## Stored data
>>>>>
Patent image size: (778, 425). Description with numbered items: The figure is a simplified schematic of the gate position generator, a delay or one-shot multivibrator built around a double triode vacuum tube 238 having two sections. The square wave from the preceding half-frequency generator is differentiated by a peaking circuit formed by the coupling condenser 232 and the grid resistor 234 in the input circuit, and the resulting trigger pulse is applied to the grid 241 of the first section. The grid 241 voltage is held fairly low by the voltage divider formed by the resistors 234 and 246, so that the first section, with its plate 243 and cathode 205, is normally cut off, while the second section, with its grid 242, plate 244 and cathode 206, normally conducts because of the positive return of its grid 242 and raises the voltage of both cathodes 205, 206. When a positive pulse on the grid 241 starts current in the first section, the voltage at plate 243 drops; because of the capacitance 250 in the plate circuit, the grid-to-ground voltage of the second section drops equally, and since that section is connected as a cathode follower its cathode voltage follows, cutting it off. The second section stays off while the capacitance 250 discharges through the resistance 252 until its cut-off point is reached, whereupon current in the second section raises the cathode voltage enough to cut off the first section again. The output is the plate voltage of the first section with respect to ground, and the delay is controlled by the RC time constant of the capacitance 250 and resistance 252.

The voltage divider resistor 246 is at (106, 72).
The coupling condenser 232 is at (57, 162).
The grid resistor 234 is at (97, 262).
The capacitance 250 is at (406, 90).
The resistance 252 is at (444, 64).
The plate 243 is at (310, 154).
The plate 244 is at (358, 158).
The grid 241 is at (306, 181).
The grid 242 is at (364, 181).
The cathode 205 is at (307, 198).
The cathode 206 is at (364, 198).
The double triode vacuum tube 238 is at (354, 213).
<<<<<
## What is being asked
Lay out all the rows above as a two-column CSV with the headers "prompt" and "reply." Give one line per row, with the row's text and its answer each in one quoted field and line breaks replaced by spaces.

## Completed exercise
prompt,reply
"Patent image size: (778, 425). Description with numbered items: The figure is a simplified schematic of the gate position generator, a delay or one-shot multivibrator built around a double triode vacuum tube 238 having two sections. The square wave from the preceding half-frequency generator is differentiated by a peaking circuit formed by the coupling condenser 232 and the grid resistor 234 in the input circuit, and the resulting trigger pulse is applied to the grid 241 of the first section. The grid 241 voltage is held fairly low by the voltage divider formed by the resistors 234 and 246, so that the first section, with its plate 243 and cathode 205, is normally cut off, while the second section, with its grid 242, plate 244 and cathode 206, normally conducts because of the positive return of its grid 242 and raises the voltage of both cathodes 205, 206. When a positive pulse on the grid 241 starts current in the first section, the voltage at plate 243 drops; because of the capacitance 250 in the plate circuit, the grid-to-ground voltage of the second section drops equally, and since that section is connected as a cathode follower its cathode voltage follows, cutting it off. The second section stays off while the capacitance 250 discharges through the resistance 252 until its cut-off point is reached, whereupon current in the second section raises the cathode voltage enough to cut off the first section again. The output is the plate voltage of the first section with respect to ground, and the delay is controlled by the RC time constant of the capacitance 250 and resistance 252.","The voltage divider resistor 246 is at (106, 72). The coupling condenser 232 is at (57, 162). The grid resistor 234 is at (97, 262). The capacitance 250 is at (406, 90). The resistance 252 is at (444, 64). The plate 243 is at (310, 154). The plate 244 is at (358, 158). The grid 241 is at (306, 181). The grid 242 is at (364, 181). The cathode 205 is at (307, 198). The cathode 206 is at (364, 198). The double triode vacuum tube 238 is at (354, 213)."